— TEXTE À LIRE —

Dossier : IMM-11625-12

 

Référence : 2013 CF 1017

[TRADUCTION FRANÇAISE CERTIFIÉE, NON RÉVISÉE]

Calgary (Alberta), le 8 octobre 2013

En présence de madame la juge Mactavish

 

ENTRE :

FAITH AYANRU

 

demanderesse

et

LE MINISTRE DE LA CITOYENNETÉ ET DE L’IMMIGRATION

 

défendeur

 

MOTIFS DU JUGEMENT ET JUGEMENT

[1]               Faith Ayanru sollicite le contrôle judiciaire du rejet de sa demande de résidence permanente fondée sur des motifs d’ordre humanitaire, alléguant principalement que les motifs donnés par l’agent d’immigration pour justifier le rejet de cette demande étaient insuffisants.

 

[2]               Comme il sera expliqué ci‑dessous, je suis d’avis que les motifs de l’agent eu égard aux motifs d’ordre humanitaire respectent le critère établi par la jurisprudence récente en matière d’appel, et que la décision de l’agent était raisonnable. Par conséquent, la demande de contrôle judiciaire de Mme Ayanru sera rejetée.

— DONNÉES —
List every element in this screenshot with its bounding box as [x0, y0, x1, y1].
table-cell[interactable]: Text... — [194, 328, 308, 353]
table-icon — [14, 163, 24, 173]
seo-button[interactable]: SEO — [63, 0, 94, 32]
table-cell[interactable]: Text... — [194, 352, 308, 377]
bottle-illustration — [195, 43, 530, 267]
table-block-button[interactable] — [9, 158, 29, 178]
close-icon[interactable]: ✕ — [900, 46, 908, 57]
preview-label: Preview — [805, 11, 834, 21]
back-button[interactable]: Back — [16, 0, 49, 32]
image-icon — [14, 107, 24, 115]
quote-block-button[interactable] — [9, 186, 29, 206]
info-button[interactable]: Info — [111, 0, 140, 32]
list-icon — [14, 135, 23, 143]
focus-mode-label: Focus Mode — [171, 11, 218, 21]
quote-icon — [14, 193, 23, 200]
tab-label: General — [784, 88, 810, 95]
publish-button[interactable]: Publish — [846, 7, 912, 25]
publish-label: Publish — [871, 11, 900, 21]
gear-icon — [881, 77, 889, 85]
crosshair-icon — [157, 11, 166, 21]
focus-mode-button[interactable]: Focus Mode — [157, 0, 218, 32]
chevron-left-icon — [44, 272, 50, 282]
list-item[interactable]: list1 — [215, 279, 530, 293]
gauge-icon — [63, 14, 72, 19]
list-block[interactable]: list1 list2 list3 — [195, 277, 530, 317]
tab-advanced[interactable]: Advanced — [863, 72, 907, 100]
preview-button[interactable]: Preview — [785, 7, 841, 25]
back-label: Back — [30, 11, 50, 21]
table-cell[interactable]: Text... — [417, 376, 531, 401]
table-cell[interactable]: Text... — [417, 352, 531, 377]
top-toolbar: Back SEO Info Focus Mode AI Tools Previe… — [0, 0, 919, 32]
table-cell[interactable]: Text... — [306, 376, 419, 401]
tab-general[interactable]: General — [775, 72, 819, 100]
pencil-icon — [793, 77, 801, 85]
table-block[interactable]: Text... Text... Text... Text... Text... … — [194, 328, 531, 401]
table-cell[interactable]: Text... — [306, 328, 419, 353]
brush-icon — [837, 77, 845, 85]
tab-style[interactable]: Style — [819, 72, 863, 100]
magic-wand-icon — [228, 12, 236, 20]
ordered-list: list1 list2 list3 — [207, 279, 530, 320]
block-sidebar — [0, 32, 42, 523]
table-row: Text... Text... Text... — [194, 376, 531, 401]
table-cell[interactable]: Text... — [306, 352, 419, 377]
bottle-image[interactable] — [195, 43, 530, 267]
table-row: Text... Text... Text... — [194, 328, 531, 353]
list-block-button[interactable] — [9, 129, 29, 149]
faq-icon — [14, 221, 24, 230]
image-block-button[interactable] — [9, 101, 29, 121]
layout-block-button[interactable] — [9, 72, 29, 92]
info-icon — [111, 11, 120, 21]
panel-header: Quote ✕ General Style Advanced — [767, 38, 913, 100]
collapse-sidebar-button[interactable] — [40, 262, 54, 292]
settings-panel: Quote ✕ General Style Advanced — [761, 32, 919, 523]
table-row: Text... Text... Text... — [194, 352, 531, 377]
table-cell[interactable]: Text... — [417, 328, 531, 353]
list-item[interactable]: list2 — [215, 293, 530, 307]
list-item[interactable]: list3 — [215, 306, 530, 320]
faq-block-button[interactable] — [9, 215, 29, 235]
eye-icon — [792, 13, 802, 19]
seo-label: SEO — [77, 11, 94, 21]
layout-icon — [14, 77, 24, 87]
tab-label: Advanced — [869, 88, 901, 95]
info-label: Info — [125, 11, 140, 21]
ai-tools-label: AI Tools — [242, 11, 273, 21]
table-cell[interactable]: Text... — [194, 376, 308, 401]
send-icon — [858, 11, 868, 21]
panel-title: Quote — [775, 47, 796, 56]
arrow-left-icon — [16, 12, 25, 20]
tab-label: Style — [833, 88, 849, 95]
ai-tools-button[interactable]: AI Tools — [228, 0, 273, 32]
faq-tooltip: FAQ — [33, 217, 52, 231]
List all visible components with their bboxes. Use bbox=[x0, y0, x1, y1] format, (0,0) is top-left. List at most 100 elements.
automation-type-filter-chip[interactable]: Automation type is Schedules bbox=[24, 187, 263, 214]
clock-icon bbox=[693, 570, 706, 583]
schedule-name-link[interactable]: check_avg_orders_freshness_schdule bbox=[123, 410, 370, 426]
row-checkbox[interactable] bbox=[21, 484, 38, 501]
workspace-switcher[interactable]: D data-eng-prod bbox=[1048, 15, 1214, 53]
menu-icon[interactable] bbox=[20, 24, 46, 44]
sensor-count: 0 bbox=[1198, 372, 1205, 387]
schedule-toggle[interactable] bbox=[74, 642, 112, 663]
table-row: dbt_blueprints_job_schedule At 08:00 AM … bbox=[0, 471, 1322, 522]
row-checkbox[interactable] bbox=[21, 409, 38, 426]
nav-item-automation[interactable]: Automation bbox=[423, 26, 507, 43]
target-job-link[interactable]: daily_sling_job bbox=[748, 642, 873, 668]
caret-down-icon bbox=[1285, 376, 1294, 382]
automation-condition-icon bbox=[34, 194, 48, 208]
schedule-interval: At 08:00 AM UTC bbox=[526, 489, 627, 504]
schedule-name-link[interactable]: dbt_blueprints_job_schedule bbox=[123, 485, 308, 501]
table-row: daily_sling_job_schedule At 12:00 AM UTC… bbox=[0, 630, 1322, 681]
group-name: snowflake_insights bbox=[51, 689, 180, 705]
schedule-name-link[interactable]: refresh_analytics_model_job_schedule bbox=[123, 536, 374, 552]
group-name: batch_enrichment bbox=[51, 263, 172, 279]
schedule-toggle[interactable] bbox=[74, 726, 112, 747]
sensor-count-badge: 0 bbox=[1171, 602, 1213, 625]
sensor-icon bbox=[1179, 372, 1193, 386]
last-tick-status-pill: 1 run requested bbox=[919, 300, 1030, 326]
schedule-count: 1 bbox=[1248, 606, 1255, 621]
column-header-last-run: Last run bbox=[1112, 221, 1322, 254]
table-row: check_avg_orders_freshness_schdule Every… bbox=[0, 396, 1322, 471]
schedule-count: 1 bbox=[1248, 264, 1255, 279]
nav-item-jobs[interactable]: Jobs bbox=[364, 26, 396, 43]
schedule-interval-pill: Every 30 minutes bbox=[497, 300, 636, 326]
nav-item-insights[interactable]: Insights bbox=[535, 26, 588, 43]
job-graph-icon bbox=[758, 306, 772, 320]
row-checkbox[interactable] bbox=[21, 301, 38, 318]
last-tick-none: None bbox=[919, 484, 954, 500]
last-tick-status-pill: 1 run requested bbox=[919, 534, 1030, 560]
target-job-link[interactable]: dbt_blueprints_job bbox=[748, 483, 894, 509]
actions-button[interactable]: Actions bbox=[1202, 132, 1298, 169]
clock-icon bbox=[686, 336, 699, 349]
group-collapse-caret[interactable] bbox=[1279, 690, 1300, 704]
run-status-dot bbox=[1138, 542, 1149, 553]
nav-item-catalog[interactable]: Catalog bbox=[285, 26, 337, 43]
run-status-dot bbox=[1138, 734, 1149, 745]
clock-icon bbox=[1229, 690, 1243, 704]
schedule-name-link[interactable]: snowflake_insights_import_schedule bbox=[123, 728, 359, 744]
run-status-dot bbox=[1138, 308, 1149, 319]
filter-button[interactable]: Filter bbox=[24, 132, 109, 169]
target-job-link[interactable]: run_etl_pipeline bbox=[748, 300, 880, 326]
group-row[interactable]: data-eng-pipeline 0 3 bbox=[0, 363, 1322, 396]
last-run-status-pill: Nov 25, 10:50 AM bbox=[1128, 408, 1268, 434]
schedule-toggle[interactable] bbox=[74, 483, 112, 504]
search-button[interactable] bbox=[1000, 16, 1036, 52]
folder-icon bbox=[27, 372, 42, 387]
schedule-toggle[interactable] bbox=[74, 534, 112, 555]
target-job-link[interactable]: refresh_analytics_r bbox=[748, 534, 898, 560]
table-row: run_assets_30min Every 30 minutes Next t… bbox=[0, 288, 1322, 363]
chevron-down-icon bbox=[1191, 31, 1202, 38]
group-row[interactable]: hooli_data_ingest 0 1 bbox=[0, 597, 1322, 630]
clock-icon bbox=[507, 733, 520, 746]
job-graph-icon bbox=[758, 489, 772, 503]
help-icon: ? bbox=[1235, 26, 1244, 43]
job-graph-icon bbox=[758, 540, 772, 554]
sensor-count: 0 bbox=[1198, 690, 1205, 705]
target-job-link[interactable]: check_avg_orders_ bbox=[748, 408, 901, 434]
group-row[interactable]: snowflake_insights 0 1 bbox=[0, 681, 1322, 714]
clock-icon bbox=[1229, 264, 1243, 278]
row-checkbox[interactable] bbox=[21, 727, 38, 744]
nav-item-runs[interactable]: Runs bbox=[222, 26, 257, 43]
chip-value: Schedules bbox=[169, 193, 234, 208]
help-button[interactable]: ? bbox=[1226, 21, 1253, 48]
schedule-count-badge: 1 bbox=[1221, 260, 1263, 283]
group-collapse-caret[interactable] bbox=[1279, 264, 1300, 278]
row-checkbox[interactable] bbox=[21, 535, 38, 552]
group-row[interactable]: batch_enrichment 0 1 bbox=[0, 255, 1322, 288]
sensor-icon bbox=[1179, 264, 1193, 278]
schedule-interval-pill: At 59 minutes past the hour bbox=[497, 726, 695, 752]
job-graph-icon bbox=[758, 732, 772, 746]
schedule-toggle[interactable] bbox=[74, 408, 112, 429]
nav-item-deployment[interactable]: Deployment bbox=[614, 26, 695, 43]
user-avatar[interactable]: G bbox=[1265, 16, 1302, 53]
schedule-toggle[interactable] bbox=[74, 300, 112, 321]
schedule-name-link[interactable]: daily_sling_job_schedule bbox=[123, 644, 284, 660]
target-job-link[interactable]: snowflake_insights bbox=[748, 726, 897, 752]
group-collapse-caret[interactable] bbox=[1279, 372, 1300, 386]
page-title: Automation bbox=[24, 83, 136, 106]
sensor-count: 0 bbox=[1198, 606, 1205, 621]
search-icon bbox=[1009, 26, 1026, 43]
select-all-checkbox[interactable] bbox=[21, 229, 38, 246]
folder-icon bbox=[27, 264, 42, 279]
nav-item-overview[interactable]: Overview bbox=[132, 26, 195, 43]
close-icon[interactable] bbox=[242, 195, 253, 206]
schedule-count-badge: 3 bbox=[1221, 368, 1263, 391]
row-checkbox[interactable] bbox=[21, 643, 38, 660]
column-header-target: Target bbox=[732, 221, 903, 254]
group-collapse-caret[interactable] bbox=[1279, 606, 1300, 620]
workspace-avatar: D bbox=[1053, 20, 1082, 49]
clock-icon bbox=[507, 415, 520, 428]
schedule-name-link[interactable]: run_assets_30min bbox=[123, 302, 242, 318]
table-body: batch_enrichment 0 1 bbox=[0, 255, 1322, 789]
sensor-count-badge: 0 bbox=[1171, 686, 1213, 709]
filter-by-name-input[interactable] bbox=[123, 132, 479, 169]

— À FAIRE —
1) Recopiez le passage de la décision de justice qui va de « LE MINISTRE DE » jusqu'à « demande étaient insuffisants. ».
2) Poursuivez la décision de justice à partir de sa dernière phrase.

— RÉPONSES —
1)
LE MINISTRE DE LA CITOYENNETÉ ET DE L’IMMIGRATION

 

défendeur

 

MOTIFS DU JUGEMENT ET JUGEMENT

[1]               Faith Ayanru sollicite le contrôle judiciaire du rejet de sa demande de résidence permanente fondée sur des motifs d’ordre humanitaire, alléguant principalement que les motifs donnés par l’agent d’immigration pour justifier le rejet de cette demande étaient insuffisants.

2)
 

Analyse

[3]               Mme Ayanru s’appuie sur la décision Adu c. Canada (Ministre de la Citoyenneté et de l’Immigration), 2005 CF 565, 139 A.C.W.S. (3d) 164, que j’ai rendue, pour étayer son affirmation selon laquelle les motifs fournis par l’agent étaient insuffisants. La décision Adu se distingue de la présente espèce dans une certaine mesure pour ce qui concerne les faits, étant donné que, dans cette affaire, les facteurs favorables à l’octroi d’une dispense pour des motifs d’ordre humanitaire avaient été pris en considération, puis la demande avait été rejetée sans explication des motifs. Dans la décision Adu, le demandeur ne pouvait pas comprendre pourquoi sa demande fondée sur des motifs d’ordre humanitaire avait été refusée. En l’espèce, l’agent a présenté et examiné à la fois les facteurs favorables et les facteurs défavorables avant de conclure qu’aucune dispense pour des motifs d’ordre humanitaire ne devait être accordée.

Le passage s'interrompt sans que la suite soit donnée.